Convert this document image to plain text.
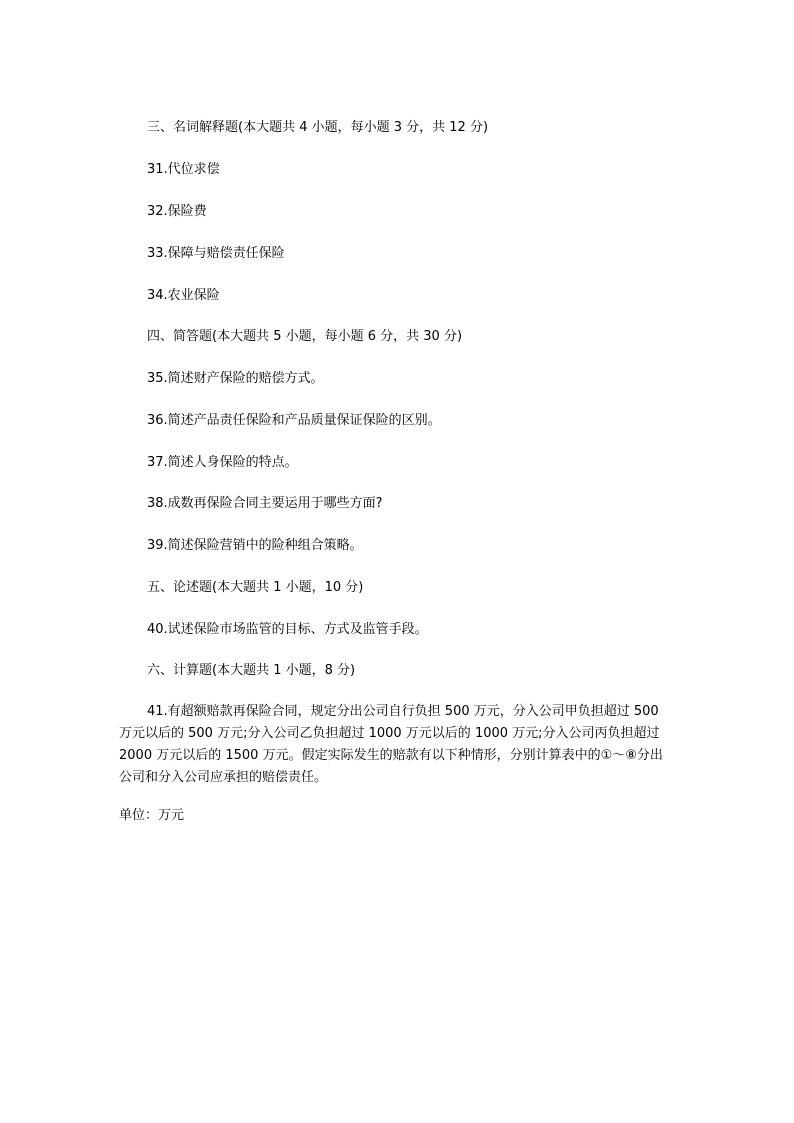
三、名词解释题(本大题共 4 小题，每小题 3 分，共 12 分)
31.代位求偿
32.保险费
33.保障与赔偿责任保险
34.农业保险
四、简答题(本大题共 5 小题，每小题 6 分，共 30 分)
35.简述财产保险的赔偿方式。
36.简述产品责任保险和产品质量保证保险的区别。
37.简述人身保险的特点。
38.成数再保险合同主要运用于哪些方面?
39.简述保险营销中的险种组合策略。
五、论述题(本大题共 1 小题，10 分)
40.试述保险市场监管的目标、方式及监管手段。
六、计算题(本大题共 1 小题，8 分)
41.有超额赔款再保险合同，规定分出公司自行负担 500 万元，分入公司甲负担超过 500 万元以后的 500 万元;分入公司乙负担超过 1000 万元以后的 1000 万元;分入公司丙负担超过 2000 万元以后的 1500 万元。假定实际发生的赔款有以下种情形，分别计算表中的①～⑧分出公司和分入公司应承担的赔偿责任。
单位：万元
########
- _Given task_: Select every line where the word "本大题共" occurs.

- _Complete output_:
三、名词解释题(本大题共 4 小题，每小题 3 分，共 12 分)
四、简答题(本大题共 5 小题，每小题 6 分，共 30 分)
五、论述题(本大题共 1 小题，10 分)
六、计算题(本大题共 1 小题，8 分)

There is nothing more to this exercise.